Selected excerpt:
▬▬▬▬▬▬▬▬▬▬
Market moves: Without a strong SUV and ute presence, Holden would have struggled if it remained in Australia, whereas Mazda keeps adding to its SUV portfolio (CX-60 pictured).
IT HAS been five years since Holden pulled stumps on Australian manufacturing and its brand was axed by GM at the end of 2020, wiping its name from the automotive shopping list and threatening to dilute a foundation enterprise that served generations.
Holden’s legacy is now parked at car shows attended by enthusiasts and an occasional – surprising given the number of cars it made – appearance on our roads.
In 2002, Australians bought 824,309 new vehicles, of which Holden had a 21.6 per cent stake, selling 178,392 cars.
Incidentally, Toyota (which had a 19.2 per cent stake of the market in 2002) now has that same 21.6 per cent share in the year-to-date November sales.
Where Ford had a 2002 market share of 13.2 per cent, Mitsubishi came in third with 8.2 per cent and the rest of the 55 brands were each in the sub-5.0 per cent bracket.
Holden does not appear on the 2022 VFACTS sales list, while Ford has a 6.1 per cent share, Mitsubishi has 7.3 per cent and both are beaten by Mazda with 8.8 per cent.
There are 54 brands listed (some are doubled up, for example Mercedes-Benz Cars and Vans; Fiat and Fiat Professional) and, year-to-date, sales are 993,509 units with estimates to end the year at about 1,084,000.
Which car brands now fill that 21.6 per cent stake held by Holden in 2002?
Toyota still fills the bulk of the loss of Holden but there’s some brands that barely raised an eyebrow back in 2002 that are performing strongly.
Kia sold 5603 cars in 1999 for 0.8 per cent of the market and few would have put money on this brand achieving much for the future, especially up against the industry leaders.
But four years later, Kia sold 17,235 units and except for the 2008-09 period when the Global Financial Crisis bit into the economy and affected all car-makers, has been on a strong improvement each year.
For 2022, it is expected to sell about 79,500 vehicles for a market share of about 7.5 per cent, greater than Mitsubishi, Ford and Hyundai.
Mazda has lifted its share of the market from 3.4 per cent in 1999 to 5.8 per cent in 2002 (directly attributed to the launch of its Tribute SUV), then to 6.7 per cent in 2005 and 9.3 per cent in 2012, to 9.7 per cent in 2018 and currently about 8.8 per cent.
▬▬▬▬▬▬▬▬▬▬
[Bounding box prediction data]
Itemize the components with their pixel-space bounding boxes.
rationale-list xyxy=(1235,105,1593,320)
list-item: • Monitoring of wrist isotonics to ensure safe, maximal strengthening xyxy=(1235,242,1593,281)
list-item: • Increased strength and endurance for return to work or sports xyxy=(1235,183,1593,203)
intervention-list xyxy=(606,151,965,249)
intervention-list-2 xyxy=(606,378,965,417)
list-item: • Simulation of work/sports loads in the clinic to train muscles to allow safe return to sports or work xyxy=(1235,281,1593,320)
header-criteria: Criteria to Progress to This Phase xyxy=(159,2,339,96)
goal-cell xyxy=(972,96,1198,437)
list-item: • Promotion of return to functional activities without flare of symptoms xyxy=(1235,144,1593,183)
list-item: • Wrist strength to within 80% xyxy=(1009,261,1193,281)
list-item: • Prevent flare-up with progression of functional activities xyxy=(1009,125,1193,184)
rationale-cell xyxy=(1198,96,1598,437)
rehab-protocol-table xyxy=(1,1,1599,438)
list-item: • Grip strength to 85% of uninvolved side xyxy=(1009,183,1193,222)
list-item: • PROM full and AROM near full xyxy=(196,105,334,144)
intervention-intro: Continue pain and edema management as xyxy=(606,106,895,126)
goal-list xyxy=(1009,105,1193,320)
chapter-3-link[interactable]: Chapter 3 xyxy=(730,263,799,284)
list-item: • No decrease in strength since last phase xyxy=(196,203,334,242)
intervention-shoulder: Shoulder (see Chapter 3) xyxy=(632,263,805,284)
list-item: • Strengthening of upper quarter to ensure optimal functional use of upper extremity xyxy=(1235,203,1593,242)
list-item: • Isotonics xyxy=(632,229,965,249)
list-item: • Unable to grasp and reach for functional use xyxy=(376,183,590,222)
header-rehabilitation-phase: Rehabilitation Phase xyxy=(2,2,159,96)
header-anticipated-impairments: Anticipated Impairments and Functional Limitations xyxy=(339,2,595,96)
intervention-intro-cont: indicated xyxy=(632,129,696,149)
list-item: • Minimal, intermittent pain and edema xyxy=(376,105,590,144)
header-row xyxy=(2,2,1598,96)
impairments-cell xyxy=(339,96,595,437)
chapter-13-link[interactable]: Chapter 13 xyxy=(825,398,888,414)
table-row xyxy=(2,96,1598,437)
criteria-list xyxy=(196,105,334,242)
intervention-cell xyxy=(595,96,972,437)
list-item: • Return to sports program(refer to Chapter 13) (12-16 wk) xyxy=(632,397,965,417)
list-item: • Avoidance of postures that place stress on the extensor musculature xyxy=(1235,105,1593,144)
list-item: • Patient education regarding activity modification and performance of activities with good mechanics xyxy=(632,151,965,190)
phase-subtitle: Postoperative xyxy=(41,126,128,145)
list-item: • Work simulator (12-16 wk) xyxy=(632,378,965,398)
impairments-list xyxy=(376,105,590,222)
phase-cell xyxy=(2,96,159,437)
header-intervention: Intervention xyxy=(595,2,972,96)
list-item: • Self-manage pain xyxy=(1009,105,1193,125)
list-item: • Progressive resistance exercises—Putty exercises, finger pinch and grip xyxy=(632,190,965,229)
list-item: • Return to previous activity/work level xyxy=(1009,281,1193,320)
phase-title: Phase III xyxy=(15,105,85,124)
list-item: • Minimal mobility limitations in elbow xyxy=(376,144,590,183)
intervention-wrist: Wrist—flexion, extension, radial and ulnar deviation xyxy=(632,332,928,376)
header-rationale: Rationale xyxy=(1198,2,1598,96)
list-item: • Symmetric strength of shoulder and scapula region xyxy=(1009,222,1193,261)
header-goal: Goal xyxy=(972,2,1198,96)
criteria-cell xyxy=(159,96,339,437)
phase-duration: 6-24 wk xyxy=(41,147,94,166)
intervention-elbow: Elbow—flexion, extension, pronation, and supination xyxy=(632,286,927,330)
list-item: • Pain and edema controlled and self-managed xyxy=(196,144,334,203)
▬▬▬▬▬▬▬▬▬▬
Task set:
**A.** Rewrite the Holden market-share article starting with "Holden does not" and going on through "Holden in 2002?", changing "units" to "vehicles".
**B.** Write what comes next in the article on Australian car-brand market shares since Holden's exit, following on from its last sentence.

Responses by task:
**A.**
Holden does not appear on the 2022 VFACTS sales list, while Ford has a 6.1 per cent share, Mitsubishi has 7.3 per cent and both are beaten by Mazda with 8.8 per cent.
There are 54 brands listed (some are doubled up, for example Mercedes-Benz Cars and Vans; Fiat and Fiat Professional) and, year-to-date, sales are 993,509 vehicles with estimates to end the year at about 1,084,000.
Which car brands now fill that 21.6 per cent stake held by Holden in 2002?

**B.**
Despite its market share slipping to 8.8 per cent this year (to date November) compared with 9.7 per cent last year, Mazda is the second most popular brand in Australia after Toyota.
The difference has been taken up by growth at Kia (7.3 per cent now up from 6.3 per cent in the previous corresponding period) and MG (4.5 per cent now, 3.7 last year), Mitsubishi (7.3 per cent now, 6.4 then).
Aside from the lack of a major player such as Holden, the boost to these three comes at the cost of percentage drops at Nissan which has fallen to 2.4 per cent in the 11 months of this year compared with 4.0 per cent last year; Ford (now 6.1 per cent from 6.8 last year); and Volkswagen that has fallen to a market share of 2.8 per cent from 3.9 per cent last year.
Much of these falls has been caused by the ongoing erosion caused by COVID-19 on a large slice of the supply chain, from raw materials to logistics through to production and retailing.
Volkswagen, for example, has its sales slashed by 27.2 per cent this year compared with 2021 as the supply of its vehicles is choked by production holdups, while Skoda is down 32.4 per cent and Audi by 10.5 per cent.
The dynamics of the Australian market have also changed since 1999. Holden’s Commodore was 55 per cent of its brand sales in that year, while its SUVs (Captiva, Suburban, Jackaroo and Frontera) represented 3.8 per cent and utes (Rodeo and Commodore Ute) contributed 17.5 per cent.
By 2015, close to the end of its market presence, Holden’s Commodore contributed 27 per cent to the brand while its SUVs (Captiva 5, Captiva 7 and Colorado 7) were 18.4 per cent of the total and its utes (Commodore Ute, Colorado 2WD and 4WD) represented 22.8 per cent.
Clearly if Holden had remained, its strength would be gauged on its presence in the SUV and ute sectors.